##### DATA IN THIS EXERCISE #####

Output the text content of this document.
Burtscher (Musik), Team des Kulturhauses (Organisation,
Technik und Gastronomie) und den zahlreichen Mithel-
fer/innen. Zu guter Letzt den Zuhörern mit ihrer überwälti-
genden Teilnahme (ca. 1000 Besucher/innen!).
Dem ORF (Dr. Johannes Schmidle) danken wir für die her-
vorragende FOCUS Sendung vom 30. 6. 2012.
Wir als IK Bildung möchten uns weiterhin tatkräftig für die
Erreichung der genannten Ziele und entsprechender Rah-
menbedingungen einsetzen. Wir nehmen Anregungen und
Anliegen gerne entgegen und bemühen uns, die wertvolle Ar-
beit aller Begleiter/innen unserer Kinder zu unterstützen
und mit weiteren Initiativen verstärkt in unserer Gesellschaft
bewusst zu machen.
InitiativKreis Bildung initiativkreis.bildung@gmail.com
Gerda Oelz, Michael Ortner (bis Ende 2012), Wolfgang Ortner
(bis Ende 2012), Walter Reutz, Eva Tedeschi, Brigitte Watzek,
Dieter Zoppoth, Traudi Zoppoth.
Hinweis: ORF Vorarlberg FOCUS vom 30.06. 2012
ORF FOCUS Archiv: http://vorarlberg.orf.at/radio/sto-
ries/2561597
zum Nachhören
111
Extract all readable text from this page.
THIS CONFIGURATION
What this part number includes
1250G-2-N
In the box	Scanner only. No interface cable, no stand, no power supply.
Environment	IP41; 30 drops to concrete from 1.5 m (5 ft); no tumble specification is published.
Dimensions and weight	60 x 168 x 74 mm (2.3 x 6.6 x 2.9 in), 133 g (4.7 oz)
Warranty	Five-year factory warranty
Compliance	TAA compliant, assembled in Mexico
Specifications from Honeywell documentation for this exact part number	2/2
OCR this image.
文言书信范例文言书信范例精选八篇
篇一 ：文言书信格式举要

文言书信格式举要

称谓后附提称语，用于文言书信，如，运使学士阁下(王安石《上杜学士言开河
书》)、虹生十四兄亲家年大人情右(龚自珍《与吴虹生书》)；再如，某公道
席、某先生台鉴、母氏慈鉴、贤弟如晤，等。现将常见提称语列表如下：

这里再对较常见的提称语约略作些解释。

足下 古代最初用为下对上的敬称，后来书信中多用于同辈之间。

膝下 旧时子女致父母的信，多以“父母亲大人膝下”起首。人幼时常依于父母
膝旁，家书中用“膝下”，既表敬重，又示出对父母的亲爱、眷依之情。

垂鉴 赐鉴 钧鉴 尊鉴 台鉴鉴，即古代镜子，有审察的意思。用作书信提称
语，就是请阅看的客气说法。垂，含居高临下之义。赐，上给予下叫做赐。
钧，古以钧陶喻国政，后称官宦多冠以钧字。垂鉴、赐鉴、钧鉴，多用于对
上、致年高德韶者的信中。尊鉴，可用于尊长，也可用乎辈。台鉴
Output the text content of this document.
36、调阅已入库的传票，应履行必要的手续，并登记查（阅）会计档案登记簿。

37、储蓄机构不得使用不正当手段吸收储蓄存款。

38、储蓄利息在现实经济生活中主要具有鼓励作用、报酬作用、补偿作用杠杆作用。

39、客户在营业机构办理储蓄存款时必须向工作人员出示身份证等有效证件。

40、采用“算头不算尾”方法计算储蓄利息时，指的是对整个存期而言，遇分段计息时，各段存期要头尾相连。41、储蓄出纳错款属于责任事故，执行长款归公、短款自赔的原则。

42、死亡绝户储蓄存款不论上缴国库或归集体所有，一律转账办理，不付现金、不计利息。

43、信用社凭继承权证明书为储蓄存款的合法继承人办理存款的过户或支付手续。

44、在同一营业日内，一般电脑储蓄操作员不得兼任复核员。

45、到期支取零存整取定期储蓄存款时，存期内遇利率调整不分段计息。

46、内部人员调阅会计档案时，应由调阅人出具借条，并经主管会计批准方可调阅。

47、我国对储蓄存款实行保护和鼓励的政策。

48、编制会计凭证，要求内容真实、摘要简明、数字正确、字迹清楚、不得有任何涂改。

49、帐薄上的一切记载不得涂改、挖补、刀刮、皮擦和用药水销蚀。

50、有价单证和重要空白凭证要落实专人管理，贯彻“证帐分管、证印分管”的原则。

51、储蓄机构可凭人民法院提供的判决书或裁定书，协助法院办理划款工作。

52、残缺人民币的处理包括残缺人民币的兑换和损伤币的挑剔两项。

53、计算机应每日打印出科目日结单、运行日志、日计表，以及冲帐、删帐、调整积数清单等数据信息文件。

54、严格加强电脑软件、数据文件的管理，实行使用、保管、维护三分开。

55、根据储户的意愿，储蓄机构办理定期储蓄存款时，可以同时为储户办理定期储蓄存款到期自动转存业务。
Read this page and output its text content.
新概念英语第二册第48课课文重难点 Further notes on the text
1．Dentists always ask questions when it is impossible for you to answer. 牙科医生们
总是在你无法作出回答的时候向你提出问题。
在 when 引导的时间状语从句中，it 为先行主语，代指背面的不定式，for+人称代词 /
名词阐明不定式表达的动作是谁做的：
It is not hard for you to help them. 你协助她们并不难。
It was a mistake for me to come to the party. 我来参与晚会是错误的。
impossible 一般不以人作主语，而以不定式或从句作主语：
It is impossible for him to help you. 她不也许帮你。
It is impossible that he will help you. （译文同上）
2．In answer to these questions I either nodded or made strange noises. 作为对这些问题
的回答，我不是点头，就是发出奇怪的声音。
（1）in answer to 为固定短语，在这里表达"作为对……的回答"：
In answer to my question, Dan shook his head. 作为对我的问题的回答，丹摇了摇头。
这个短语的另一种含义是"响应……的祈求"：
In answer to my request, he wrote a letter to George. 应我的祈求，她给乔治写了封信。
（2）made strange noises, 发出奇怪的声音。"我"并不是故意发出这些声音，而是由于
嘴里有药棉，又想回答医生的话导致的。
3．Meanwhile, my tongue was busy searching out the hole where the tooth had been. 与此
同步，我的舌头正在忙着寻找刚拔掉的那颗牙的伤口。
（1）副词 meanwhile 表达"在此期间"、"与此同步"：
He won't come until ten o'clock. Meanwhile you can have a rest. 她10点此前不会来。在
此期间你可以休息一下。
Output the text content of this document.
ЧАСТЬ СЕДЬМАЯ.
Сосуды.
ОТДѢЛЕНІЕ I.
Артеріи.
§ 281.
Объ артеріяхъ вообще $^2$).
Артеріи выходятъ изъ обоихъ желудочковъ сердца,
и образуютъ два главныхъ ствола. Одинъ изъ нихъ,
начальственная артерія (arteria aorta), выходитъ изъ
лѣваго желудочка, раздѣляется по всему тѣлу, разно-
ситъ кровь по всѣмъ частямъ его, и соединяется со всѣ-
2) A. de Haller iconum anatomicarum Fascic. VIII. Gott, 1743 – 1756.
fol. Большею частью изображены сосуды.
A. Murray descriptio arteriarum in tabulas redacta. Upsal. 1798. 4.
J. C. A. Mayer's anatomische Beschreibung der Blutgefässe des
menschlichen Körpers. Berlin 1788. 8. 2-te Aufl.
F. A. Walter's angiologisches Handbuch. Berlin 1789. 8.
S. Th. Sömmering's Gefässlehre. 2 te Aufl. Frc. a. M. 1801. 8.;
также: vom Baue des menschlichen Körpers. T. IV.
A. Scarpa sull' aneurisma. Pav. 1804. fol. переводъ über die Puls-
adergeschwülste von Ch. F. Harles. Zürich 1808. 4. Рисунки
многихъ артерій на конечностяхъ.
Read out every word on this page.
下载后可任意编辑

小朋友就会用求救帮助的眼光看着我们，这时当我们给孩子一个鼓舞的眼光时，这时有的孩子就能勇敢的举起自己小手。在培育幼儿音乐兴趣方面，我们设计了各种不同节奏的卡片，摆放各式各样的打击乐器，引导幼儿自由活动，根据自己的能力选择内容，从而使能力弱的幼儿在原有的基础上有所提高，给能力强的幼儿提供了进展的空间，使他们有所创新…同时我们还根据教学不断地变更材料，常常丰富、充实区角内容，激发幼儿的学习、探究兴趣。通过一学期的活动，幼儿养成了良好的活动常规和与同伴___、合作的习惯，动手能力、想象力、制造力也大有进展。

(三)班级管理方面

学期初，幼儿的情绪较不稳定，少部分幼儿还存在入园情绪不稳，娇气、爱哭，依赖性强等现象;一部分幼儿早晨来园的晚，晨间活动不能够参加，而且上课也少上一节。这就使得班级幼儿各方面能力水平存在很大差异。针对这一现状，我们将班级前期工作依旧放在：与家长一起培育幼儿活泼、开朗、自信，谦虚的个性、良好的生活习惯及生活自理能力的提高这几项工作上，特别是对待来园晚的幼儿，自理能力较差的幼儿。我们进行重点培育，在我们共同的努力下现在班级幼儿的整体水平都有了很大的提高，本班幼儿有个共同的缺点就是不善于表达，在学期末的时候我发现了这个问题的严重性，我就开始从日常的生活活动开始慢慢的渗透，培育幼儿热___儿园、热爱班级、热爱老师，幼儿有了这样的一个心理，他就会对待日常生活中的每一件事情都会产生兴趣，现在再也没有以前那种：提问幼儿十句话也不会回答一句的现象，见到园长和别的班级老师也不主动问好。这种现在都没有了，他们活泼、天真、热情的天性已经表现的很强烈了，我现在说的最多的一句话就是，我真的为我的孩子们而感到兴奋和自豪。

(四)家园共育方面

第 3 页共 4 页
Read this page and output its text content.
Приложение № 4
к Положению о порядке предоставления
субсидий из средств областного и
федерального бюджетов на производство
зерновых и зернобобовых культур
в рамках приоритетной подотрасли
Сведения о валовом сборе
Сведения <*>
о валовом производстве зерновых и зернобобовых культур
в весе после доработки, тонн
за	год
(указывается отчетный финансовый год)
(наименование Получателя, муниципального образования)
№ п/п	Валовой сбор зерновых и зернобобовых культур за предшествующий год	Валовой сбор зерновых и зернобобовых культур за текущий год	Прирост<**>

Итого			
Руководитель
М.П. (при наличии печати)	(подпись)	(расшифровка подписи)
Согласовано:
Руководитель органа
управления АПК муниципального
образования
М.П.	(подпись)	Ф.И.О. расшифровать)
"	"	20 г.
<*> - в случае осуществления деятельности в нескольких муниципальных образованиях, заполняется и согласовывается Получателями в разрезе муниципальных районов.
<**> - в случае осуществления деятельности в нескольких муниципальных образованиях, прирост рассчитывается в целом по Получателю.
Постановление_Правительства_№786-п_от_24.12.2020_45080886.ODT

#####

| WRITTEN PROBLEM |
Pick out the lines above containing the word "impossible", then copy them.

| SOLUTION FOR THIS PROBLEM |
1．Dentists always ask questions when it is impossible for you to answer. 牙科医生们
impossible 一般不以人作主语，而以不定式或从句作主语：
It is impossible for him to help you. 她不也许帮你。
It is impossible that he will help you. （译文同上）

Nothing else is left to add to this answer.